### Written instruction 1
Rewrite the passage of the BOLT+ thread starting with "My BOLT+ is" and going on through "device? Do I need both connections?", replacing "coax" with "coaxial cable".
### Written instruction 2
Say whether each statement agrees with the BOLT+ thread, answering yes or no and quoting the words that settle it: (a) The first poster's BOLT+ is connected to the Internet through an Ethernet cable. (b) According to tapokata, the Bolt picks a network on its own. (c) According to krkaufman, the coax connection can be dropped if the DVR uses Ethernet.

### Extract
◇ ◇ ◇ ◇ ◇
# BOLT+ MoCA & Ethernet Connections



## JWadle (May 2, 2015)

My BOLT+ is connected to my cable TV service via coax. It is also connected to the Internet via Ethernet cable.

However, my coax network that carries the cable TV signal is also enabled with Internet access via a separate MoCA 2.0 adapter near my cable modem. As a result, my BOLT+ actually has two paths to the Internet via coax/MoCA or via Ethernet.

In this case, by which path does the BOLT+ access the Internet? Is my BOLT+ considered by the TiVo software to be a MoCA or Ethernet connected device? Do I need both connections?

Thanks


----------



## krkaufman (Nov 25, 2003)

You should be able to check how the DVR *thinks* it’s connected via the Network Settings or Network Status screens. (I expect that it should indicate an Ethernet-only connection; otherwise, you’d have competing MoCA-to-Ethernet bridges and would/should be seeing network issues.)


----------



## tapokata (Apr 26, 2017)

The Bolt will not auto-select a network- the user has to set it up to user either Ethernet, or in one of two MoCA modes (either "bridge" mode- where the Bolt would create the MoCA network- or "Client" mode, where it would participate and join an existing MoCA network). 

"MoCA + Ethernet" only indicates that an ethernet client is attached to the Bolt box, which is running under MoCA- and you may see that designation when running in Client mode, or if you are using the ethernet port to add an ethernet box (Roku box, etc) off of the MoCA network.


----------



## krkaufman (Nov 25, 2003)

tapokata said:


> "MoCA + Ethernet" only indicates that an ethernet client is attached to the Bolt box, which is running under MoCA- and you may see that designation when running in Client mode, or if you are using the ethernet port to add an ethernet box (Roku box, etc) off of the MoCA network.


"MoCA+Ethernet" is the status indicator for a MoCA-capable DVR configured as a MoCA bridge *or* as a MoCA client but with an active Ethernet connection to another device.


----------



## tapokata (Apr 26, 2017)

My bad- I meant "running in bridge Mode," - it's not something you will see running in client mode.


----------



## krkaufman (Nov 25, 2003)

JWadle said:


> Do I need both connections?


The coax connection is needed, at a minimum, for the DVR to receive the cable TV signal.

With another device acting as the MoCA bridge, the Ethernet connection is only needed if you'd prefer to connect the DVR as an Ethernet client, instead of as a MoCA client. Which network option you choose would depend on the throughput you want/require between the DVR and router, and how many Mini's you have and how they're networked.


----------



## krkaufman (Nov 25, 2003)

tapokata said:


> My bad- I meant "running in bridge Mode," - it's not something you will see running in client mode.
◇ ◇ ◇ ◇ ◇
### Stored records
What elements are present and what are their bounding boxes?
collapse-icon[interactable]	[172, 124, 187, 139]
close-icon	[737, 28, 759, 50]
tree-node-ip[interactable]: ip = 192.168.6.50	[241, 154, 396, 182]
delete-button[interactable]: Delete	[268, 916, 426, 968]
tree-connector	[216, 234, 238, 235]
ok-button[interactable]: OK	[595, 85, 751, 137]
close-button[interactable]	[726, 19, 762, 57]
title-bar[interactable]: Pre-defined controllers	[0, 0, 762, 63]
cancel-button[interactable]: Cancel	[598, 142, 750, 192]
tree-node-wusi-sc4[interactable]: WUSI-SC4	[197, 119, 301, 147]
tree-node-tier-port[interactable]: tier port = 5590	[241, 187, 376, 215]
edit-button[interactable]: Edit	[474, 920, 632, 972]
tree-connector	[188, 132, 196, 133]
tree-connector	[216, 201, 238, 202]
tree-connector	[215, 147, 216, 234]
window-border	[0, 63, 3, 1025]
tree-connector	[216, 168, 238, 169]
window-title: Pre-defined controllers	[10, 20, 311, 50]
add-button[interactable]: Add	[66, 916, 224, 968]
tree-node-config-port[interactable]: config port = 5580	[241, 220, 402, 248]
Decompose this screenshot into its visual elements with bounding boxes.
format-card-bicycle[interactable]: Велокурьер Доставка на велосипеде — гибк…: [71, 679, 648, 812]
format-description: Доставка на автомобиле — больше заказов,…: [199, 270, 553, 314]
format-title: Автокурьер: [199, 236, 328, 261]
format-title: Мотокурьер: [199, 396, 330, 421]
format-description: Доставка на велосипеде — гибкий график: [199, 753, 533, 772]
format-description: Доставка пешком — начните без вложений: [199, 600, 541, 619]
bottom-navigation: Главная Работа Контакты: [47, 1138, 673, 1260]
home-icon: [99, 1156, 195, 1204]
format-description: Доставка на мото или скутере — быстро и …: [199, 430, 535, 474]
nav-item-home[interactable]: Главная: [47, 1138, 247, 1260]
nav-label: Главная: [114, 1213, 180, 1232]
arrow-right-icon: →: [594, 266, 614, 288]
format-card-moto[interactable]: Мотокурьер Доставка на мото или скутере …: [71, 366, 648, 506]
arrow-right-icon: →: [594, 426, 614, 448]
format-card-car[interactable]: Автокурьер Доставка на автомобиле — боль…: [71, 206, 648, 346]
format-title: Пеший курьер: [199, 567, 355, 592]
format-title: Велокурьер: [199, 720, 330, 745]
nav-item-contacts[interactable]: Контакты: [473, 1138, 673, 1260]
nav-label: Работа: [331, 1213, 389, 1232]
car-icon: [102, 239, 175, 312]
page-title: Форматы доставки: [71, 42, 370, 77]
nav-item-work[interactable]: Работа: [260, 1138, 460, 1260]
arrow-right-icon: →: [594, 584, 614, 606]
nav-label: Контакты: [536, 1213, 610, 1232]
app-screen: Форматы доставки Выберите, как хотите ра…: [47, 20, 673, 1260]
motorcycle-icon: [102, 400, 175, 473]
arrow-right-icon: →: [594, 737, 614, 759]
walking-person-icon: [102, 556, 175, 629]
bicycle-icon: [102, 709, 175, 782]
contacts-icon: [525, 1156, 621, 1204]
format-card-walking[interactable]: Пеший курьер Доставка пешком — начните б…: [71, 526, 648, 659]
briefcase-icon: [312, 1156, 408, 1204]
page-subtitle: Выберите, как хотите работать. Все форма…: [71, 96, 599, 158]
◇ ◇ ◇ ◇ ◇
### Expected answer 1
My BOLT+ is connected to my cable TV service via coaxial cable. It is also connected to the Internet via Ethernet cable.

However, my coaxial cable network that carries the cable TV signal is also enabled with Internet access via a separate MoCA 2.0 adapter near my cable modem. As a result, my BOLT+ actually has two paths to the Internet via coaxial cable/MoCA or via Ethernet.

In this case, by which path does the BOLT+ access the Internet? Is my BOLT+ considered by the TiVo software to be a MoCA or Ethernet connected device? Do I need both connections?

### Expected answer 2
(a) Yes: "It is also connected to the Internet via Ethernet cable."
(b) No: "The Bolt will not auto-select a network"
(c) No: "The coax connection is needed, at a minimum, for the DVR to receive the cable TV signal."